▼

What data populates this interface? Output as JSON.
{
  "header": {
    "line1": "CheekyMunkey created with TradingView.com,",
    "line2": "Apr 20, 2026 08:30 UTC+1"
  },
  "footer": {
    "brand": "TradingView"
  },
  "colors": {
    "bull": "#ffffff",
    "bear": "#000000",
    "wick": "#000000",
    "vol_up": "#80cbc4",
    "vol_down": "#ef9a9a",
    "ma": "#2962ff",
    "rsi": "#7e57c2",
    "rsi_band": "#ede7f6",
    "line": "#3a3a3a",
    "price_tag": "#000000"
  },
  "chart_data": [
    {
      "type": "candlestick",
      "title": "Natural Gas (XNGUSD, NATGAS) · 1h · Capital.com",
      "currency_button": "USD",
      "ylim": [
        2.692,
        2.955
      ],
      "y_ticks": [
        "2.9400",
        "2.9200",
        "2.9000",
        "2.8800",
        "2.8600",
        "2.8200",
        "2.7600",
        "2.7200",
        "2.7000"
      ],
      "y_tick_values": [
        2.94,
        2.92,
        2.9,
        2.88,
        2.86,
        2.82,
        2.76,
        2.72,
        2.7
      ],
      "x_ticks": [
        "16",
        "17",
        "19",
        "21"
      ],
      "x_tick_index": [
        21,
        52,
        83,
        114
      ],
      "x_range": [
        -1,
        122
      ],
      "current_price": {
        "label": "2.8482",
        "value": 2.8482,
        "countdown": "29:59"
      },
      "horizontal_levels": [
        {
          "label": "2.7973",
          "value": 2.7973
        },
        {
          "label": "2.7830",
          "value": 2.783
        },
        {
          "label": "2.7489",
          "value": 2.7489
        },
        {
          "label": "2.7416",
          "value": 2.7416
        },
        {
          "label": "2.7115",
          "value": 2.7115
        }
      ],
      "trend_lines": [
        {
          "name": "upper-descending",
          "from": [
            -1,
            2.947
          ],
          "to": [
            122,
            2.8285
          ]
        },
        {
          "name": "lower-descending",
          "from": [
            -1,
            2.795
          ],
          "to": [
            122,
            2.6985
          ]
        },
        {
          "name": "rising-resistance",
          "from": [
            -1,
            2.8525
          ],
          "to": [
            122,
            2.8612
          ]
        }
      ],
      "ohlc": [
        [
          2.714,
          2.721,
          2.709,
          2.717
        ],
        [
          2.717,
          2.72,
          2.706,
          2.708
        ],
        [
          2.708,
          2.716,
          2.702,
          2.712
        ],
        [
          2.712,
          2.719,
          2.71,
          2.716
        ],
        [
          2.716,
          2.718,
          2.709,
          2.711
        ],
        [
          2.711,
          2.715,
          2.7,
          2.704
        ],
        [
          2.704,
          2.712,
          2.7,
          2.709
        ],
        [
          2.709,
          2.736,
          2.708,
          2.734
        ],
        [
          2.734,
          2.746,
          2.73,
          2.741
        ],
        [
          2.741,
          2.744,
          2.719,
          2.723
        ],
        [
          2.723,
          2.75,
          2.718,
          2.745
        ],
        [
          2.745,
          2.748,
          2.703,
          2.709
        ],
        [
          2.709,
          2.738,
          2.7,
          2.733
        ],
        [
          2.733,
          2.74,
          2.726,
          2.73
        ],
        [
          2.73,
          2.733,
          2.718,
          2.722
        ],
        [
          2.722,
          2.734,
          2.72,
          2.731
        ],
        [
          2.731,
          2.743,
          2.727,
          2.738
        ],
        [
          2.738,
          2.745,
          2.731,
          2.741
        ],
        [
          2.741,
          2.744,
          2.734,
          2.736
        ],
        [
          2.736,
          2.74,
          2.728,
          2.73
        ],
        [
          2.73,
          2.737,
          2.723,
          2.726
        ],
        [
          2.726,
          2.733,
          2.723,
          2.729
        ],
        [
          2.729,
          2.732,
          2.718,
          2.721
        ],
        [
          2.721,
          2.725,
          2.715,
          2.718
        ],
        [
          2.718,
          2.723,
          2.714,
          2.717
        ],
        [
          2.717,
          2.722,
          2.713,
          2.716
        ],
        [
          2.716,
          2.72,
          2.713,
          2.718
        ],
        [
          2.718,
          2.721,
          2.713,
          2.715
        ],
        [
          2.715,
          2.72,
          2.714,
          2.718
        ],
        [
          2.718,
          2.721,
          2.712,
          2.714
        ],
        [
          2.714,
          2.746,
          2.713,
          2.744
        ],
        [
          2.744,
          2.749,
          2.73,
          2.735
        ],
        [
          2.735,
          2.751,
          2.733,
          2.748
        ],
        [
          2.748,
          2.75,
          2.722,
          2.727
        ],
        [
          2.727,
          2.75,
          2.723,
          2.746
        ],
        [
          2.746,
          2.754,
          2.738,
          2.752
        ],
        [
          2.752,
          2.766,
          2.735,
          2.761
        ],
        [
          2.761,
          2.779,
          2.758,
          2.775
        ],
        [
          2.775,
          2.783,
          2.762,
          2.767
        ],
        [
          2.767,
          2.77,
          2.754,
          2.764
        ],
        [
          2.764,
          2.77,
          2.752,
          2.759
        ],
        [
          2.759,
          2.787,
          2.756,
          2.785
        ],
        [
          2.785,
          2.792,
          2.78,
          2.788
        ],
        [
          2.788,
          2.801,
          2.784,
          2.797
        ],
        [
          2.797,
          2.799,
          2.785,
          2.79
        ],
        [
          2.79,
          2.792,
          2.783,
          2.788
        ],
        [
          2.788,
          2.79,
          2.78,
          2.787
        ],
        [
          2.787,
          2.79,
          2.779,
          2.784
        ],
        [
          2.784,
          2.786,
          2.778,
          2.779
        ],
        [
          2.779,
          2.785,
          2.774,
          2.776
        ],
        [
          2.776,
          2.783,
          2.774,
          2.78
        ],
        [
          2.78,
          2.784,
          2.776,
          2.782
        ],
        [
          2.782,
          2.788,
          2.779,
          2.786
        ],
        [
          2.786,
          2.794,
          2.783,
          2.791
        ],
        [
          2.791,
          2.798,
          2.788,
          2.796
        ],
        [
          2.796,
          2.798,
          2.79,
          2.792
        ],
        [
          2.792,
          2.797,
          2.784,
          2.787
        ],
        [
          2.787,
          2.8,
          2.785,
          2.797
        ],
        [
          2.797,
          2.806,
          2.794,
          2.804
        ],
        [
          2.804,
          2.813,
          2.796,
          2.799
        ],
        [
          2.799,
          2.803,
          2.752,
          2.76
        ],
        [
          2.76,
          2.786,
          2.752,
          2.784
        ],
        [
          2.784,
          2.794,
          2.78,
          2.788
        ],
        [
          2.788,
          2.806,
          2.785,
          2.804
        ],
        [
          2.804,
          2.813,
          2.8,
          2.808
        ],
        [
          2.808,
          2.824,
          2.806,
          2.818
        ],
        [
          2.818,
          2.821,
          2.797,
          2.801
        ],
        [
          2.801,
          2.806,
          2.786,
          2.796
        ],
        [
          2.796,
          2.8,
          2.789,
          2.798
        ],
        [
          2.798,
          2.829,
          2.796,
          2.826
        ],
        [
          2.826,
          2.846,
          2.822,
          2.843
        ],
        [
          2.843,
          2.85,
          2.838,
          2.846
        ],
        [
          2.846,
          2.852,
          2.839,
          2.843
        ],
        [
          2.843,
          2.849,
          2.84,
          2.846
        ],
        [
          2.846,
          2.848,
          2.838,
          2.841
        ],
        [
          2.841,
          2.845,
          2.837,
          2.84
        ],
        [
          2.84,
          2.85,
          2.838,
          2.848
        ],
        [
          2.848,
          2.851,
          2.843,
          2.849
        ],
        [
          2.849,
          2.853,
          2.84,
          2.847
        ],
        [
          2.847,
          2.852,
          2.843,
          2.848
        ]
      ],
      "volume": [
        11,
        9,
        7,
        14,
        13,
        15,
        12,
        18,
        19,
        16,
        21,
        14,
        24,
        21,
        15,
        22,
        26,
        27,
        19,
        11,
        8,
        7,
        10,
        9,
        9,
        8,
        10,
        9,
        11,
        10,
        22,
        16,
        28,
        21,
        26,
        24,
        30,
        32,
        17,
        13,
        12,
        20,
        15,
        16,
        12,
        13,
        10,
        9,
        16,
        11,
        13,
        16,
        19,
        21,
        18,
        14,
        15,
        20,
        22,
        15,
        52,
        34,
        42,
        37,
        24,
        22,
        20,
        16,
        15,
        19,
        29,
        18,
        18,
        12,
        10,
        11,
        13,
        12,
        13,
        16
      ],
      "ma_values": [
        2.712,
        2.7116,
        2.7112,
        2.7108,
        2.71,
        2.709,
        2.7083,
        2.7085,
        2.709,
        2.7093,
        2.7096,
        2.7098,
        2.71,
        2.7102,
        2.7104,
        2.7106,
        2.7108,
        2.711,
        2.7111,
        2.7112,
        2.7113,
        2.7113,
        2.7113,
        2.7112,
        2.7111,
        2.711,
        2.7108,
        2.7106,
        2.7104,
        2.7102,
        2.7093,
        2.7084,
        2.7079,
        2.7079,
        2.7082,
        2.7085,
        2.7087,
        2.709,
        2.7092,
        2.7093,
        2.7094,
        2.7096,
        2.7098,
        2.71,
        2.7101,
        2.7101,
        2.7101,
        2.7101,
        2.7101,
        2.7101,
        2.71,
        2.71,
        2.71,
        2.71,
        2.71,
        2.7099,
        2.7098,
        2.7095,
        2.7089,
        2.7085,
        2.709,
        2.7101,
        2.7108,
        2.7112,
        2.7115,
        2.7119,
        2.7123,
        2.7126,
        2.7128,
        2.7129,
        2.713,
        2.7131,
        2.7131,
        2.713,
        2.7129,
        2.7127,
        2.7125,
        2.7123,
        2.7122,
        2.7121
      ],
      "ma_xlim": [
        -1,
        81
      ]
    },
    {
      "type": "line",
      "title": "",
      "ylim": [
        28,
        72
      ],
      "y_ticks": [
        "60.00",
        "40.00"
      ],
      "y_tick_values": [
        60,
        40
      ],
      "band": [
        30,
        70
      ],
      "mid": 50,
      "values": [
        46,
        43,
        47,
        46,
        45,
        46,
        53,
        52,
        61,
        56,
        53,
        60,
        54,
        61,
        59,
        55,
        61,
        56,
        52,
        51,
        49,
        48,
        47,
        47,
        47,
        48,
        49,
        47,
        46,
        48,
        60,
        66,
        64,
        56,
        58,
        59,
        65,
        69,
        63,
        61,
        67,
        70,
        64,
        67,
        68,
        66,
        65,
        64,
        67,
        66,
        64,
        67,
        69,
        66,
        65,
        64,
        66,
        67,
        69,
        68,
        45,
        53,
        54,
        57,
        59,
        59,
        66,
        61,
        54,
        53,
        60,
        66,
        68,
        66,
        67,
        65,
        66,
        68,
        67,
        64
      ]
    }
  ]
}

▲

■ **The problem**: Find each line with the string "descending" and copy it out.

■ **Solution for this task**:
          "name": "upper-descending",
          "name": "lower-descending",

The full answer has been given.